== Task to carry out ==
Within the material below, find each line bearing the word "screenshot" and present it.

[Dataset items]
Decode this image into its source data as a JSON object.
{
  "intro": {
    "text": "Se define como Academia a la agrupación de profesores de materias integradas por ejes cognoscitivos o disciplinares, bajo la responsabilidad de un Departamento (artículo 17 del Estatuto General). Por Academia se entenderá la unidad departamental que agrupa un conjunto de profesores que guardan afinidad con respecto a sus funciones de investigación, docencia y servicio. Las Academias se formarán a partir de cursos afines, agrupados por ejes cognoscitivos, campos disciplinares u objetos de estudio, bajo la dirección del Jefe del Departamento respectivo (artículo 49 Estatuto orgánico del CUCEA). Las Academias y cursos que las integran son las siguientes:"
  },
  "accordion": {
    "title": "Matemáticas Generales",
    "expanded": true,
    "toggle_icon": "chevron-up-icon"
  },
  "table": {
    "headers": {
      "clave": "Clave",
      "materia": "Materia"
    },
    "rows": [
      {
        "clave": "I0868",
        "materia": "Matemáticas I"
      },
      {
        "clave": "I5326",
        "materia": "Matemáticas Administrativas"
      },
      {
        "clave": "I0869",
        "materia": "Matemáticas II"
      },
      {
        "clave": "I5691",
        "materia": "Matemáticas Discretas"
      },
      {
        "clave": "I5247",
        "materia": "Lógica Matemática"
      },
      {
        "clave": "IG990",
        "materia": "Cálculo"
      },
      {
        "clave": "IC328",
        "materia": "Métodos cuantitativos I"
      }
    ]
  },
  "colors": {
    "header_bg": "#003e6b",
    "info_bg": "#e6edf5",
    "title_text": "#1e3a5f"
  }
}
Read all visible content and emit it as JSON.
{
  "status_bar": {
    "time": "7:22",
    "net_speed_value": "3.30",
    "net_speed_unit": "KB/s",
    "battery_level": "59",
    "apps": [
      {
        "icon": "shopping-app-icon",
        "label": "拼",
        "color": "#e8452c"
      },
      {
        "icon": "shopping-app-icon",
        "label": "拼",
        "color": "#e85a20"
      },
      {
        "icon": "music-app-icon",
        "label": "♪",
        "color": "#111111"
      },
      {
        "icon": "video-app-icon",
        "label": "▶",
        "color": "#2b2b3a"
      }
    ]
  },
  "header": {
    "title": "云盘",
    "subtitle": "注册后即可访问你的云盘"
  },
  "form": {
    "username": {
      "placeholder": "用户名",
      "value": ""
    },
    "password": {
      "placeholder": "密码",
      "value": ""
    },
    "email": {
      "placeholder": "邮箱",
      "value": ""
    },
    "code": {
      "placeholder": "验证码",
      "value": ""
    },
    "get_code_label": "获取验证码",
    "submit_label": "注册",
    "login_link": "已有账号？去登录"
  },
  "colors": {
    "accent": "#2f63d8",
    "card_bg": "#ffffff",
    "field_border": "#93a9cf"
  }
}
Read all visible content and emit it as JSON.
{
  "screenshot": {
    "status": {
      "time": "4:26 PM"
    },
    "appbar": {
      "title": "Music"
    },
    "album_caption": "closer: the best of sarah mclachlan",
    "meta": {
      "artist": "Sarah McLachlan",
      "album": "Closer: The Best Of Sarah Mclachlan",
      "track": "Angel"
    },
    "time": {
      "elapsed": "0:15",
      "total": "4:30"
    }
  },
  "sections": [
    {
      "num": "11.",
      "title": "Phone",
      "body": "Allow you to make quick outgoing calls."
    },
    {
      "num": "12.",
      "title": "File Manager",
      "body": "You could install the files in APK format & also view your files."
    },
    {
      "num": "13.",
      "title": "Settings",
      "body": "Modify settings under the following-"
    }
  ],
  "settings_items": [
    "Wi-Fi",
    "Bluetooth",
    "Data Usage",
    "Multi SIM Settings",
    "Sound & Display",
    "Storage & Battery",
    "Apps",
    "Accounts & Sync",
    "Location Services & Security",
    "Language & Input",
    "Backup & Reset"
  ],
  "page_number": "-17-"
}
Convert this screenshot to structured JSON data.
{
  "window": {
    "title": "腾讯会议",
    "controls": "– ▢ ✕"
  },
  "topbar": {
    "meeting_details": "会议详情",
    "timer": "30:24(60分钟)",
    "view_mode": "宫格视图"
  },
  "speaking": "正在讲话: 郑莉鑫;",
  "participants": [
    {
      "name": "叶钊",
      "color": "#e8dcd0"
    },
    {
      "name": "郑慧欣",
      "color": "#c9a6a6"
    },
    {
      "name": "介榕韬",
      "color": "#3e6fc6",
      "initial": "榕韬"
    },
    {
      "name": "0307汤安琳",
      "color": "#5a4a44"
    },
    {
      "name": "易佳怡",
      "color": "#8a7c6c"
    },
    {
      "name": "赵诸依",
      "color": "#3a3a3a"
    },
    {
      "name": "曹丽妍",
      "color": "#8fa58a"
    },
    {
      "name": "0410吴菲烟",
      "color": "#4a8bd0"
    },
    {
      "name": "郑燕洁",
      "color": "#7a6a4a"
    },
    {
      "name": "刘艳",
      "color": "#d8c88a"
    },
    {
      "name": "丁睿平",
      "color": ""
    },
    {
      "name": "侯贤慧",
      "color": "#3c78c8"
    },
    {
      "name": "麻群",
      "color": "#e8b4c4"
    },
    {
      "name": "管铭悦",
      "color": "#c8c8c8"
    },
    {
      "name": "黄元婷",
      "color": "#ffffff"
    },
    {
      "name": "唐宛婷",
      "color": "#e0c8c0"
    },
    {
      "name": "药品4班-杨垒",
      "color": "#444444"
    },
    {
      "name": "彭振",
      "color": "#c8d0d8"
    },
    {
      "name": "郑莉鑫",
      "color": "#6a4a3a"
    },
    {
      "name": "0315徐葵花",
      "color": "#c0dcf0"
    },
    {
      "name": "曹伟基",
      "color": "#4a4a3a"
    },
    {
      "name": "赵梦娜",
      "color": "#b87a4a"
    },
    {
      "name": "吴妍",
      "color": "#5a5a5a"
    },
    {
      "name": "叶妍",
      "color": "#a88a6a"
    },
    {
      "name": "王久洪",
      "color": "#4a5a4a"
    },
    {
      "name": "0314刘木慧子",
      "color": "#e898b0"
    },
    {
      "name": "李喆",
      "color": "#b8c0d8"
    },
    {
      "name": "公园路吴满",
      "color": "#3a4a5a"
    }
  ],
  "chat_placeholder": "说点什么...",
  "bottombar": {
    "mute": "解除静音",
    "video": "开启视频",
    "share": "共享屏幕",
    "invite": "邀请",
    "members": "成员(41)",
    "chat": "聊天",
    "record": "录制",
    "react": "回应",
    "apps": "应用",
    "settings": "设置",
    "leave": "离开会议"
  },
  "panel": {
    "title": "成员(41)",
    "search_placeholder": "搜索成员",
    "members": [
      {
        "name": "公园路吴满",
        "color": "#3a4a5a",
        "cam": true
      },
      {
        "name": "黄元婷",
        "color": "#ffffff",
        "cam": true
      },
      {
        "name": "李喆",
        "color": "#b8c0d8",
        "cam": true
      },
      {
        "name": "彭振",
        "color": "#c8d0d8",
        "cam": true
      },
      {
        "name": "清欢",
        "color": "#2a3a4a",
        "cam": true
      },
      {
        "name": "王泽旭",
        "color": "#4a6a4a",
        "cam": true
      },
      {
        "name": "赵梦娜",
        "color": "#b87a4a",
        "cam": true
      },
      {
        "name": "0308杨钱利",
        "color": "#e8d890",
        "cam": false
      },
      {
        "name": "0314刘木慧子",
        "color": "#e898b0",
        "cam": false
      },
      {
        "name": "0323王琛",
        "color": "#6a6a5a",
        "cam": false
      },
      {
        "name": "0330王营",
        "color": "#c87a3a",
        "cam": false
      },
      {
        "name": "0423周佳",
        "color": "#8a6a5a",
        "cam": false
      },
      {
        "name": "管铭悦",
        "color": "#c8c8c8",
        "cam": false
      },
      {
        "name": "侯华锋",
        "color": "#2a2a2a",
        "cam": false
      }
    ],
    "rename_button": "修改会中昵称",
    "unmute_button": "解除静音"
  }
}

== Solution to the problem ==
  "screenshot": {
Convert this screenshot to structured JSON data.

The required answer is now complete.